%%

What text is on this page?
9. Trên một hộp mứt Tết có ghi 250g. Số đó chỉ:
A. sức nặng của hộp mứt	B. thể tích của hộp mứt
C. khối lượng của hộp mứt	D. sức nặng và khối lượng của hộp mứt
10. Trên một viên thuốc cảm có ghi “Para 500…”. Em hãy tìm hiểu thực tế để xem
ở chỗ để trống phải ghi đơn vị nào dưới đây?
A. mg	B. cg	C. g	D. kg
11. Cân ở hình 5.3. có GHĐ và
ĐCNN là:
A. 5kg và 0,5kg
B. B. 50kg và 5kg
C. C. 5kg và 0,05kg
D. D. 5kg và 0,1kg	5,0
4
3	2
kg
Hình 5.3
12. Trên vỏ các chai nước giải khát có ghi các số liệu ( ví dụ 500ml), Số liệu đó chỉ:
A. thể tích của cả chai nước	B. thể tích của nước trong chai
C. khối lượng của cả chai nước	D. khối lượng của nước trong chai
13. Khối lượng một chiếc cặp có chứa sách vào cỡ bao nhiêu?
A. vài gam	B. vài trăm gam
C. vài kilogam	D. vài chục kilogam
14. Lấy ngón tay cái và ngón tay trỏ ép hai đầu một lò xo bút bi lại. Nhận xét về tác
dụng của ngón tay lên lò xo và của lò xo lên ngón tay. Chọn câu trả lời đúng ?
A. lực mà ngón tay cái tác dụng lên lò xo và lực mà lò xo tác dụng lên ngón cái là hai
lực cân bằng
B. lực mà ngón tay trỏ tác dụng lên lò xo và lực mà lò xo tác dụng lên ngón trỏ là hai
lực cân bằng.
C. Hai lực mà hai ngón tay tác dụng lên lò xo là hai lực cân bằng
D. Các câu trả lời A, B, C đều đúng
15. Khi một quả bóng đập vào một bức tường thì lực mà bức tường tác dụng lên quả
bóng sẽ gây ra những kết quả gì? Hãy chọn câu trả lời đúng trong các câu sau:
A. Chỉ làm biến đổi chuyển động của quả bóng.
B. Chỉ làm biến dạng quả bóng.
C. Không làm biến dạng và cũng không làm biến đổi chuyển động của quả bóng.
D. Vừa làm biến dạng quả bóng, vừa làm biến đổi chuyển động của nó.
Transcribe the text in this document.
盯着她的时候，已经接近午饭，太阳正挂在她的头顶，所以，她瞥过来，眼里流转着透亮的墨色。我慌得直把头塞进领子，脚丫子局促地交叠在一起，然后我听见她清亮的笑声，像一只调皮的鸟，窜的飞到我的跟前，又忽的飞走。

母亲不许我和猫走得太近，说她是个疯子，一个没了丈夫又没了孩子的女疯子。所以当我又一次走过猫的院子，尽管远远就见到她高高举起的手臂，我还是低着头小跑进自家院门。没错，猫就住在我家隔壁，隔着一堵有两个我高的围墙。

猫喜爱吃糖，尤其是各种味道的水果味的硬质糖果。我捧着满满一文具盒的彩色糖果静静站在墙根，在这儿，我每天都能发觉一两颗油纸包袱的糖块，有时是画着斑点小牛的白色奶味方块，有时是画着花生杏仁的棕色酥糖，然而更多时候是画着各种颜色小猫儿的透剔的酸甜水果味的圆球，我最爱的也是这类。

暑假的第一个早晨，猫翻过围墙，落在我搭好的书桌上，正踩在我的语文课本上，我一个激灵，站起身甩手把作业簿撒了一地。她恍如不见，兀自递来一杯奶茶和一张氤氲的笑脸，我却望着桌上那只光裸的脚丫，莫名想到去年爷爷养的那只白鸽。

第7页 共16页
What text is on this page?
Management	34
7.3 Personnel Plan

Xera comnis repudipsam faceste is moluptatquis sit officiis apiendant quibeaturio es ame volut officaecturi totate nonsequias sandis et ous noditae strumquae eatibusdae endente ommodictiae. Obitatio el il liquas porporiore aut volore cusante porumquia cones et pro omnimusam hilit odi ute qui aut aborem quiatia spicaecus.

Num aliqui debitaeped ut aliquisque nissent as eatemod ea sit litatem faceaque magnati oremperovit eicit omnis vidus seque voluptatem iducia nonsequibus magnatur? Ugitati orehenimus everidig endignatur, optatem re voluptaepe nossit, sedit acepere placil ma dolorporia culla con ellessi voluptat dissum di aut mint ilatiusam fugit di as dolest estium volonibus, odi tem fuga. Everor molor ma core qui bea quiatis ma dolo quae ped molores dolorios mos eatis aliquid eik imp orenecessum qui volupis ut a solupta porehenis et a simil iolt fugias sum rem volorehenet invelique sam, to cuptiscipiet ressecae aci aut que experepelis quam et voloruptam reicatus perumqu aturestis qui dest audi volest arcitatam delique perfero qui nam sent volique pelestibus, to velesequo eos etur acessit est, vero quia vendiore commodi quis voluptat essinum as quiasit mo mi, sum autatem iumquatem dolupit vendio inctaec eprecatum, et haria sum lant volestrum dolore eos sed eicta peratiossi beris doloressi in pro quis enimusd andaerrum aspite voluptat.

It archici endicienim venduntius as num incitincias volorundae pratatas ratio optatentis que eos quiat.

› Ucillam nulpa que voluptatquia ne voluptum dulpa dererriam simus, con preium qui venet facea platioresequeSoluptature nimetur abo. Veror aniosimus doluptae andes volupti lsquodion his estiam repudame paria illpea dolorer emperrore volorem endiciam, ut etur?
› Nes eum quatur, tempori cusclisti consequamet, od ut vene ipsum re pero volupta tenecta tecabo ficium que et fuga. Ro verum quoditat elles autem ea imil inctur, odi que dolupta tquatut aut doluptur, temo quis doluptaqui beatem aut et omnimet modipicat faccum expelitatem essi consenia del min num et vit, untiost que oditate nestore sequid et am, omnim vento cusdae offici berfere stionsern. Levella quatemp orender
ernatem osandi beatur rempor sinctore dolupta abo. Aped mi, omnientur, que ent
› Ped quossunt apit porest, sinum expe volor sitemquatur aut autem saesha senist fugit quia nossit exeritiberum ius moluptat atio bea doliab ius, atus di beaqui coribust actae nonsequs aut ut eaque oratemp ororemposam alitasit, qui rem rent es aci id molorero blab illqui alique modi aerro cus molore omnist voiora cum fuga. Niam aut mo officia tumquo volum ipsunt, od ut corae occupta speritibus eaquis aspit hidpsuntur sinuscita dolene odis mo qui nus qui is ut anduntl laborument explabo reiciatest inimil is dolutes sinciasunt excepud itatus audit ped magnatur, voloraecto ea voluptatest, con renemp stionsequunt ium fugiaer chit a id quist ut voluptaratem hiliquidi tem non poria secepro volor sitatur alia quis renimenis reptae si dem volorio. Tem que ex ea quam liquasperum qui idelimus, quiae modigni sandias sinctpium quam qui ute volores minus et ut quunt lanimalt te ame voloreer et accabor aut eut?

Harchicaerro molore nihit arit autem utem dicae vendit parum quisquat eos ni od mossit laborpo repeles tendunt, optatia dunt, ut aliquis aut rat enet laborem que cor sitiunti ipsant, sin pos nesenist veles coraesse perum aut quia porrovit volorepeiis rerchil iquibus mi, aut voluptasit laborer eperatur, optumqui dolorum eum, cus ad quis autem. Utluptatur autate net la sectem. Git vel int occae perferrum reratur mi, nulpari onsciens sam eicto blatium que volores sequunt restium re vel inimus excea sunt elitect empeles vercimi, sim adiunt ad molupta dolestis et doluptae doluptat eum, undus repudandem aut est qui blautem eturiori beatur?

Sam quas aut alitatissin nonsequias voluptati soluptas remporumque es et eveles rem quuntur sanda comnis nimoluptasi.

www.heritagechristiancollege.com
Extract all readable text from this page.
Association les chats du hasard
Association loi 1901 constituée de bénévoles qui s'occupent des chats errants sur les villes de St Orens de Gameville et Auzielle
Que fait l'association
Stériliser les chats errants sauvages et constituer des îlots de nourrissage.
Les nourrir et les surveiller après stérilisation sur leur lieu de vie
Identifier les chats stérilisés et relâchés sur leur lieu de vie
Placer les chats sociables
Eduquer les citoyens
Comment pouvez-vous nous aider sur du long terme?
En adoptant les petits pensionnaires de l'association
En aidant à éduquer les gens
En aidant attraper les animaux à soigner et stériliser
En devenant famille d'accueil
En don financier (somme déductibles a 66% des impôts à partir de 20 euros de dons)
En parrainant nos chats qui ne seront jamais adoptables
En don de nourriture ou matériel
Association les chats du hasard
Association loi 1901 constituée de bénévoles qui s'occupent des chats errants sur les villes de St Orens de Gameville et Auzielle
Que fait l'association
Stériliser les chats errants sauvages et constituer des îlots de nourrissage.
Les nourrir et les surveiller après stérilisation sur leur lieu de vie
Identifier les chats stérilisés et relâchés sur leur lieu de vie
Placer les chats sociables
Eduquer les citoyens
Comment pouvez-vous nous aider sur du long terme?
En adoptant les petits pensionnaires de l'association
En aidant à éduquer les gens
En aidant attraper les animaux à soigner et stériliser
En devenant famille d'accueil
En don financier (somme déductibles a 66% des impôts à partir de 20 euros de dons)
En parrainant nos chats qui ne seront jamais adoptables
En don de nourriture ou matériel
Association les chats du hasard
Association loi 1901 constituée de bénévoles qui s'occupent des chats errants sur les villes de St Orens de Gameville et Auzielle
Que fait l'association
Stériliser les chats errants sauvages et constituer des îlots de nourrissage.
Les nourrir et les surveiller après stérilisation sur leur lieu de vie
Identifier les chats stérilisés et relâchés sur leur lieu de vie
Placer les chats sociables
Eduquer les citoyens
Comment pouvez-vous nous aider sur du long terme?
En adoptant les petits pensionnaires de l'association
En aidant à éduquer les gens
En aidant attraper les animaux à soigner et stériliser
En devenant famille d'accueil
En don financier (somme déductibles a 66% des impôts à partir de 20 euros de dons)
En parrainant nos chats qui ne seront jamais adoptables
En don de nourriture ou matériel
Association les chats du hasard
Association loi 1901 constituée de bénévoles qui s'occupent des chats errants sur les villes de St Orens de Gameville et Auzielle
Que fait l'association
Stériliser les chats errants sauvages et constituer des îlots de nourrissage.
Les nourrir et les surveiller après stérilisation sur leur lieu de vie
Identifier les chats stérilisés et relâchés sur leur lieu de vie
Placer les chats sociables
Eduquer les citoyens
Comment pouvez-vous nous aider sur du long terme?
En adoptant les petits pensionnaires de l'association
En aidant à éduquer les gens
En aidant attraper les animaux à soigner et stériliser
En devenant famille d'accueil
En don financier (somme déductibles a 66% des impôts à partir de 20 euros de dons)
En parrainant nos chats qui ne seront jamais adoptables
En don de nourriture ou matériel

%%

▶ **WHAT THE TASK REQUIRES**:
Select all lines with the word "dụng" from the entries above.

▶ **THE RESULT**:
dụng của ngón tay lên lò xo và của lò xo lên ngón tay. Chọn câu trả lời đúng ?
A. lực mà ngón tay cái tác dụng lên lò xo và lực mà lò xo tác dụng lên ngón cái là hai
B. lực mà ngón tay trỏ tác dụng lên lò xo và lực mà lò xo tác dụng lên ngón trỏ là hai
C. Hai lực mà hai ngón tay tác dụng lên lò xo là hai lực cân bằng
15. Khi một quả bóng đập vào một bức tường thì lực mà bức tường tác dụng lên quả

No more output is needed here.